━━ DATA ENTRIES

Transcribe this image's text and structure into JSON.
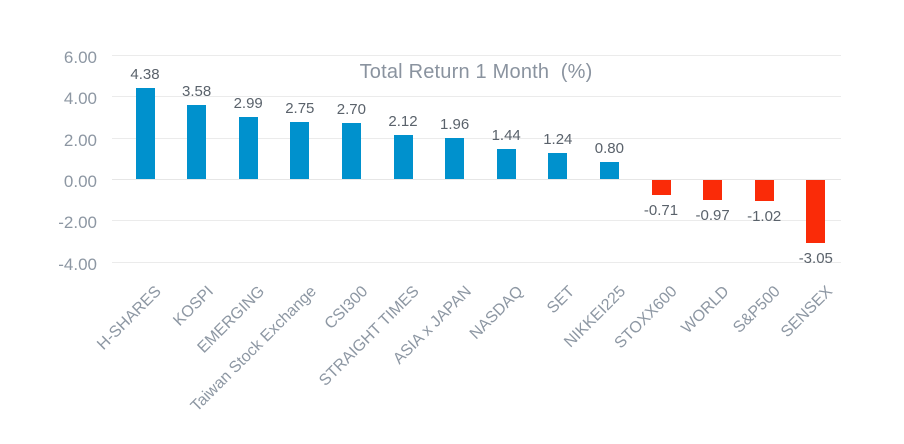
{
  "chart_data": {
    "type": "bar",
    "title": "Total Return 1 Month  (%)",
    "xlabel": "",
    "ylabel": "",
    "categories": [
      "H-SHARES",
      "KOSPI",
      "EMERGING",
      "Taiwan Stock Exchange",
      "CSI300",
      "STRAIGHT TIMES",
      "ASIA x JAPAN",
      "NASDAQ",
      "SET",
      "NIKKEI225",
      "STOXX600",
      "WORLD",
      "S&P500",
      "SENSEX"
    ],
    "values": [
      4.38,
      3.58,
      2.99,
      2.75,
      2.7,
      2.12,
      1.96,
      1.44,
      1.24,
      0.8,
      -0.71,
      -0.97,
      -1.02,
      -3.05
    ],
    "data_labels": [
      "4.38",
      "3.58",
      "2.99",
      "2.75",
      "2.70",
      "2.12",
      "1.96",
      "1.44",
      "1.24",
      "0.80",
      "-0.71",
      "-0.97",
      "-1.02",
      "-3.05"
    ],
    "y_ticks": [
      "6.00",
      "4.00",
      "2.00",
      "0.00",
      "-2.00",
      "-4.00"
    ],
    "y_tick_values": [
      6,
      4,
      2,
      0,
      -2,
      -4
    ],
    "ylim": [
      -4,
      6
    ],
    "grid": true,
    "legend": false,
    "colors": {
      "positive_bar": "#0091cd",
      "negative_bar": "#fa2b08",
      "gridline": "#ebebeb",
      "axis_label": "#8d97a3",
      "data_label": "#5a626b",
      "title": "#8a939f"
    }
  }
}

━━━━
━━ DATA ENTRIES

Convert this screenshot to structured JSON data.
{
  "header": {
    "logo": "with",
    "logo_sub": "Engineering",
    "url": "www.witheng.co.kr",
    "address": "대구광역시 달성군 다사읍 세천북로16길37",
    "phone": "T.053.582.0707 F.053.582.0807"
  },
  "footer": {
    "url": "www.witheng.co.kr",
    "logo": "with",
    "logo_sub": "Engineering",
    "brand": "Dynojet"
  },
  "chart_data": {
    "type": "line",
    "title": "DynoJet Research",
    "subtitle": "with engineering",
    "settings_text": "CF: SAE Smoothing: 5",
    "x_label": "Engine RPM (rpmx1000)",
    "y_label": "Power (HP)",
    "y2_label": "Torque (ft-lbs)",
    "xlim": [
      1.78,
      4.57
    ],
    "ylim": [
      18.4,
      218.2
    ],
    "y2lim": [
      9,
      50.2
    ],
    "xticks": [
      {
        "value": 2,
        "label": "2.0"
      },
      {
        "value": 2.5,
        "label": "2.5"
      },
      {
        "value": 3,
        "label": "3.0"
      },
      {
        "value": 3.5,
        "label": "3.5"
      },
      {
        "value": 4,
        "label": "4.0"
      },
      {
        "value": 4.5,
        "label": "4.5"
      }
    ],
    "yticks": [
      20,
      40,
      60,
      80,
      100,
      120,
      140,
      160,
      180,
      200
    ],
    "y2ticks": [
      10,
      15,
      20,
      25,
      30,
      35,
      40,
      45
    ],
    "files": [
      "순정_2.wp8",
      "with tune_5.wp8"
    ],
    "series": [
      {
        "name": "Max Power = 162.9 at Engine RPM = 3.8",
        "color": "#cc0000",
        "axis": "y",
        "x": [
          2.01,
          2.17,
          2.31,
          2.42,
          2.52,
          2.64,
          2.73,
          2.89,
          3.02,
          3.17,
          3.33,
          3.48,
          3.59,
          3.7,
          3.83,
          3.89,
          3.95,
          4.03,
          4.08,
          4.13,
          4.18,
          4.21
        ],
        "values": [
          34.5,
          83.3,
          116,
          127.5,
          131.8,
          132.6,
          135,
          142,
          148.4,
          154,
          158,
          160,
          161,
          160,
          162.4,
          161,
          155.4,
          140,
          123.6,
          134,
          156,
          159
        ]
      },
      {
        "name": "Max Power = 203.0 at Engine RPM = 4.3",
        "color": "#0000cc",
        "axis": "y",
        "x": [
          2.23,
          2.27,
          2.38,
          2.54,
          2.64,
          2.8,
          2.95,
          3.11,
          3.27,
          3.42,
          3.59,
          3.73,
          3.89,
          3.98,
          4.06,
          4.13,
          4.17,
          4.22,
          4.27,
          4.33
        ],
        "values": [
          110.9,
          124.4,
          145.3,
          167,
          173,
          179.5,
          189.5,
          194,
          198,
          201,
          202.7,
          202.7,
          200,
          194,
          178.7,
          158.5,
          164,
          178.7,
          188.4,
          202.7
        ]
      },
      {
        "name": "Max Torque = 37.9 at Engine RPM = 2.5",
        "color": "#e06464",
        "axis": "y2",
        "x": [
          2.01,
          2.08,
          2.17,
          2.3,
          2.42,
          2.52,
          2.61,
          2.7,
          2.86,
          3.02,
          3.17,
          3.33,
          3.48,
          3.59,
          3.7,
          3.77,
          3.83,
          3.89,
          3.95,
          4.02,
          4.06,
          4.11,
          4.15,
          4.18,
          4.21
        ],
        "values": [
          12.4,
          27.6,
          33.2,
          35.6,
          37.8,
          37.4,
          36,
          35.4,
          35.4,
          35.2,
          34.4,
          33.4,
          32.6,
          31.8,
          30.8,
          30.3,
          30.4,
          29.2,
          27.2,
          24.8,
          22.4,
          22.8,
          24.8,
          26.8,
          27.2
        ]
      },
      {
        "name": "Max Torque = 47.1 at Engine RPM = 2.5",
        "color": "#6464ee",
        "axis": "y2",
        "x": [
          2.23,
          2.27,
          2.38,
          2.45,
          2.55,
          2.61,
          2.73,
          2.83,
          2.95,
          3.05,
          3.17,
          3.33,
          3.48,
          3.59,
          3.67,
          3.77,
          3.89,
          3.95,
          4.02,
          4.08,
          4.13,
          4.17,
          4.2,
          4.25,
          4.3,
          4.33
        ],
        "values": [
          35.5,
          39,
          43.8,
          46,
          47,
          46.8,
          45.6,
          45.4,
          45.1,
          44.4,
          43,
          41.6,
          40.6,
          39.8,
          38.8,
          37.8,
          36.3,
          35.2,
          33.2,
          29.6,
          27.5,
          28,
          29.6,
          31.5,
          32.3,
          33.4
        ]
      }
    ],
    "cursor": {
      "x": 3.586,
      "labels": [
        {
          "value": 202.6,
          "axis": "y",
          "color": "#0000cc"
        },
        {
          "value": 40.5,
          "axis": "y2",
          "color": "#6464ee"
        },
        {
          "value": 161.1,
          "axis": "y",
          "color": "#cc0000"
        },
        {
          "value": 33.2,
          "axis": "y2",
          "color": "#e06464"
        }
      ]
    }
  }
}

━━━━

▶ **EXERCISE**:
Of the lines above, copy each that contains "Power".

▶ **SOLUTION FOR THIS TASK**:
    "y_label": "Power (HP)",
        "name": "Max Power = 162.9 at Engine RPM = 3.8",
        "name": "Max Power = 203.0 at Engine RPM = 4.3",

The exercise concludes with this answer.